== Work instructions ==
Copy every one of the items below without changing a single character.

== Raw records ==

>> begin

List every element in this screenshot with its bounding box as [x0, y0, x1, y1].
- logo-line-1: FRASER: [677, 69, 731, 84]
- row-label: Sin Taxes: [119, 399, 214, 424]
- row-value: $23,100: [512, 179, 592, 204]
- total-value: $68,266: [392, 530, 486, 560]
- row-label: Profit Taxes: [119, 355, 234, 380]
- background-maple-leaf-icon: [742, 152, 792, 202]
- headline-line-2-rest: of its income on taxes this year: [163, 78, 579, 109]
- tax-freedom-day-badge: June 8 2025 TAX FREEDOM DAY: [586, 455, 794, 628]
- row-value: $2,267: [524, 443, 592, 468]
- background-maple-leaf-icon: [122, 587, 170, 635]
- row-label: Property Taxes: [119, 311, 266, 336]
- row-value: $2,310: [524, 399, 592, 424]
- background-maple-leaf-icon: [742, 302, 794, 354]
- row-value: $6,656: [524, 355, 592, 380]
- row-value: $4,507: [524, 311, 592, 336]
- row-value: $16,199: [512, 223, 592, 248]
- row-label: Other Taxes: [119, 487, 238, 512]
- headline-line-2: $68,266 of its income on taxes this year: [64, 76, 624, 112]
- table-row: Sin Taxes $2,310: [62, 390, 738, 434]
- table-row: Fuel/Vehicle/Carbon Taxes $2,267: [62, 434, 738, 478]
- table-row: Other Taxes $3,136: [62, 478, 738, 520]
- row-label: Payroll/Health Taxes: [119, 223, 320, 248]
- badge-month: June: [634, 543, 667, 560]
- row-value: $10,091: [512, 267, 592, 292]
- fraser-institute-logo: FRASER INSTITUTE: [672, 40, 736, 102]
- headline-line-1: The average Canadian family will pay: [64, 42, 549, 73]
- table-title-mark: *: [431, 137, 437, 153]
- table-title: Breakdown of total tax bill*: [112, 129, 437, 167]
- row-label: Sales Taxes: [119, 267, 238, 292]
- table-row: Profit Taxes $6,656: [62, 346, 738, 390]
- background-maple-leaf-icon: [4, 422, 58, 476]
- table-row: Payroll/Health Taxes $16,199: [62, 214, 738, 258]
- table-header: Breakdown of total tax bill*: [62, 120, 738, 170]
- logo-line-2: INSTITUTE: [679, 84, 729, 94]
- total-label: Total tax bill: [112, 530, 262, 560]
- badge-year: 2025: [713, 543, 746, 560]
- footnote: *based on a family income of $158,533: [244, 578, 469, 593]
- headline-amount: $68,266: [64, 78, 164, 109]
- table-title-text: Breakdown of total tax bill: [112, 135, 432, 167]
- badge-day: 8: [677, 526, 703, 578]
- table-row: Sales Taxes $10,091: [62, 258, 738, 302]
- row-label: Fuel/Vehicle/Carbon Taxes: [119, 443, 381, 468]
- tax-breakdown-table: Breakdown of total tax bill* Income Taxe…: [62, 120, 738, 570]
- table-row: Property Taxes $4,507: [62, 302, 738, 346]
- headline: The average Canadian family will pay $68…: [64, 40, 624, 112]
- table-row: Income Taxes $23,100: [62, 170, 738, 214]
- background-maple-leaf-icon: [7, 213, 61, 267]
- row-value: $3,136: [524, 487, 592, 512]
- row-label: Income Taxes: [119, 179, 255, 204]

>> end

== Answer to this problem ==
List every element in this screenshot with its bounding box as [x0, y0, x1, y1].
- logo-line-1: FRASER: [677, 69, 731, 84]
- row-label: Sin Taxes: [119, 399, 214, 424]
- row-value: $23,100: [512, 179, 592, 204]
- total-value: $68,266: [392, 530, 486, 560]
- row-label: Profit Taxes: [119, 355, 234, 380]
- background-maple-leaf-icon: [742, 152, 792, 202]
- headline-line-2-rest: of its income on taxes this year: [163, 78, 579, 109]
- tax-freedom-day-badge: June 8 2025 TAX FREEDOM DAY: [586, 455, 794, 628]
- row-value: $2,267: [524, 443, 592, 468]
- background-maple-leaf-icon: [122, 587, 170, 635]
- row-label: Property Taxes: [119, 311, 266, 336]
- row-value: $2,310: [524, 399, 592, 424]
- background-maple-leaf-icon: [742, 302, 794, 354]
- row-value: $6,656: [524, 355, 592, 380]
- row-value: $4,507: [524, 311, 592, 336]
- row-value: $16,199: [512, 223, 592, 248]
- row-label: Other Taxes: [119, 487, 238, 512]
- headline-line-2: $68,266 of its income on taxes this year: [64, 76, 624, 112]
- table-row: Sin Taxes $2,310: [62, 390, 738, 434]
- table-row: Fuel/Vehicle/Carbon Taxes $2,267: [62, 434, 738, 478]
- table-row: Other Taxes $3,136: [62, 478, 738, 520]
- row-label: Payroll/Health Taxes: [119, 223, 320, 248]
- badge-month: June: [634, 543, 667, 560]
- row-value: $10,091: [512, 267, 592, 292]
- fraser-institute-logo: FRASER INSTITUTE: [672, 40, 736, 102]
- headline-line-1: The average Canadian family will pay: [64, 42, 549, 73]
- table-title-mark: *: [431, 137, 437, 153]
- table-title: Breakdown of total tax bill*: [112, 129, 437, 167]
- row-label: Sales Taxes: [119, 267, 238, 292]
- table-row: Profit Taxes $6,656: [62, 346, 738, 390]
- background-maple-leaf-icon: [4, 422, 58, 476]
- table-row: Payroll/Health Taxes $16,199: [62, 214, 738, 258]
- table-header: Breakdown of total tax bill*: [62, 120, 738, 170]
- logo-line-2: INSTITUTE: [679, 84, 729, 94]
- total-label: Total tax bill: [112, 530, 262, 560]
- badge-year: 2025: [713, 543, 746, 560]
- footnote: *based on a family income of $158,533: [244, 578, 469, 593]
- headline-amount: $68,266: [64, 78, 164, 109]
- table-title-text: Breakdown of total tax bill: [112, 135, 432, 167]
- badge-day: 8: [677, 526, 703, 578]
- table-row: Sales Taxes $10,091: [62, 258, 738, 302]
- row-label: Fuel/Vehicle/Carbon Taxes: [119, 443, 381, 468]
- tax-breakdown-table: Breakdown of total tax bill* Income Taxe…: [62, 120, 738, 570]
- table-row: Property Taxes $4,507: [62, 302, 738, 346]
- headline: The average Canadian family will pay $68…: [64, 40, 624, 112]
- table-row: Income Taxes $23,100: [62, 170, 738, 214]
- background-maple-leaf-icon: [7, 213, 61, 267]
- row-value: $3,136: [524, 487, 592, 512]
- row-label: Income Taxes: [119, 179, 255, 204]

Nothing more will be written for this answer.